◆ Provided entries:
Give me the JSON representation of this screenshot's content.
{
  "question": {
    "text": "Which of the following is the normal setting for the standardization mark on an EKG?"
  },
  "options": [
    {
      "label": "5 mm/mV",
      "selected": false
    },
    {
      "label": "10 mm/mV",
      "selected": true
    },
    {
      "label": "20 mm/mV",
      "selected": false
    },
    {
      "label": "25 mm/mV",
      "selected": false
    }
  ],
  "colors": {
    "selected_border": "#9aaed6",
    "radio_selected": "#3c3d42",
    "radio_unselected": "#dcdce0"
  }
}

◆ Your goal: Of the lines above, how many contain the word "label"? Provide the number and nothing else.

◆ Full answer: 4